Dataset content >>
============
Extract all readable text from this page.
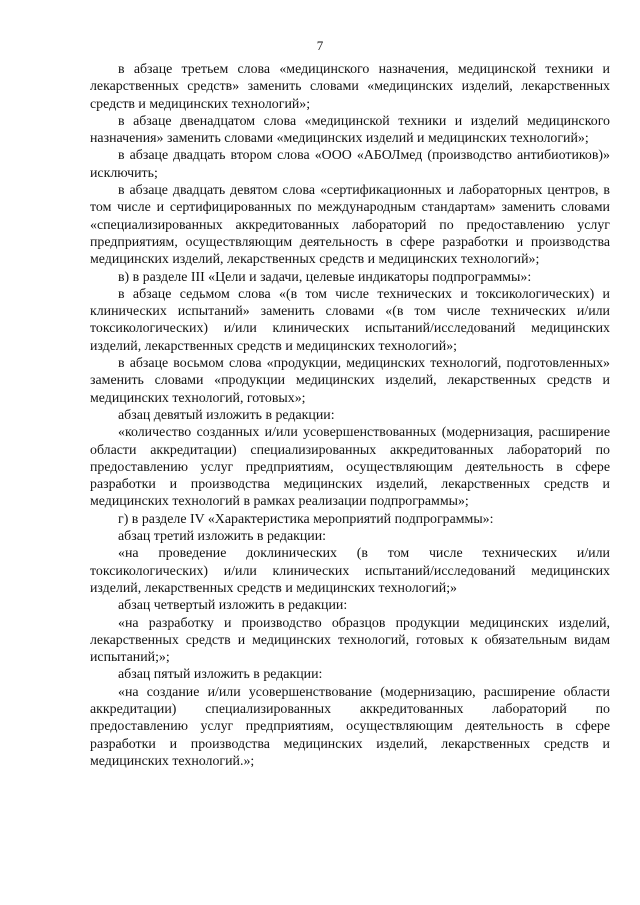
7

в абзаце третьем слова «медицинского назначения, медицинской техники и лекарственных средств» заменить словами «медицинских изделий, лекарственных средств и медицинских технологий»;

в абзаце двенадцатом слова «медицинской техники и изделий медицинского назначения» заменить словами «медицинских изделий и медицинских технологий»;

в абзаце двадцать втором слова «ООО «АБОЛмед (производство антибиотиков)» исключить;

в абзаце двадцать девятом слова «сертификационных и лабораторных центров, в том числе и сертифицированных по международным стандартам» заменить словами «специализированных аккредитованных лабораторий по предоставлению услуг предприятиям, осуществляющим деятельность в сфере разработки и производства медицинских изделий, лекарственных средств и медицинских технологий»;

в) в разделе III «Цели и задачи, целевые индикаторы подпрограммы»:

в абзаце седьмом слова «(в том числе технических и токсикологических) и клинических испытаний» заменить словами «(в том числе технических и/или токсикологических) и/или клинических испытаний/исследований медицинских изделий, лекарственных средств и медицинских технологий»;

в абзаце восьмом слова «продукции, медицинских технологий, подготовленных» заменить словами «продукции медицинских изделий, лекарственных средств и медицинских технологий, готовых»;

абзац девятый изложить в редакции:

«количество созданных и/или усовершенствованных (модернизация, расширение области аккредитации) специализированных аккредитованных лабораторий по предоставлению услуг предприятиям, осуществляющим деятельность в сфере разработки и производства медицинских изделий, лекарственных средств и медицинских технологий в рамках реализации подпрограммы»;

г) в разделе IV «Характеристика мероприятий подпрограммы»:

абзац третий изложить в редакции:

«на проведение доклинических (в том числе технических и/или токсикологических) и/или клинических испытаний/исследований медицинских изделий, лекарственных средств и медицинских технологий;»

абзац четвертый изложить в редакции:

«на разработку и производство образцов продукции медицинских изделий, лекарственных средств и медицинских технологий, готовых к обязательным видам испытаний;»;

абзац пятый изложить в редакции:

«на создание и/или усовершенствование (модернизацию, расширение области аккредитации) специализированных аккредитованных лабораторий по предоставлению услуг предприятиям, осуществляющим деятельность в сфере разработки и производства медицинских изделий, лекарственных средств и медицинских технологий.»;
============
Prompt >>
Transcribe the listing above verbatim. Omit the pictures.

Reply >>
Extract all readable text from this page.
7

в абзаце третьем слова «медицинского назначения, медицинской техники и лекарственных средств» заменить словами «медицинских изделий, лекарственных средств и медицинских технологий»;

в абзаце двенадцатом слова «медицинской техники и изделий медицинского назначения» заменить словами «медицинских изделий и медицинских технологий»;

в абзаце двадцать втором слова «ООО «АБОЛмед (производство антибиотиков)» исключить;

в абзаце двадцать девятом слова «сертификационных и лабораторных центров, в том числе и сертифицированных по международным стандартам» заменить словами «специализированных аккредитованных лабораторий по предоставлению услуг предприятиям, осуществляющим деятельность в сфере разработки и производства медицинских изделий, лекарственных средств и медицинских технологий»;

в) в разделе III «Цели и задачи, целевые индикаторы подпрограммы»:

в абзаце седьмом слова «(в том числе технических и токсикологических) и клинических испытаний» заменить словами «(в том числе технических и/или токсикологических) и/или клинических испытаний/исследований медицинских изделий, лекарственных средств и медицинских технологий»;

в абзаце восьмом слова «продукции, медицинских технологий, подготовленных» заменить словами «продукции медицинских изделий, лекарственных средств и медицинских технологий, готовых»;

абзац девятый изложить в редакции:

«количество созданных и/или усовершенствованных (модернизация, расширение области аккредитации) специализированных аккредитованных лабораторий по предоставлению услуг предприятиям, осуществляющим деятельность в сфере разработки и производства медицинских изделий, лекарственных средств и медицинских технологий в рамках реализации подпрограммы»;

г) в разделе IV «Характеристика мероприятий подпрограммы»:

абзац третий изложить в редакции:

«на проведение доклинических (в том числе технических и/или токсикологических) и/или клинических испытаний/исследований медицинских изделий, лекарственных средств и медицинских технологий;»

абзац четвертый изложить в редакции:

«на разработку и производство образцов продукции медицинских изделий, лекарственных средств и медицинских технологий, готовых к обязательным видам испытаний;»;

абзац пятый изложить в редакции:

«на создание и/или усовершенствование (модернизацию, расширение области аккредитации) специализированных аккредитованных лабораторий по предоставлению услуг предприятиям, осуществляющим деятельность в сфере разработки и производства медицинских изделий, лекарственных средств и медицинских технологий.»;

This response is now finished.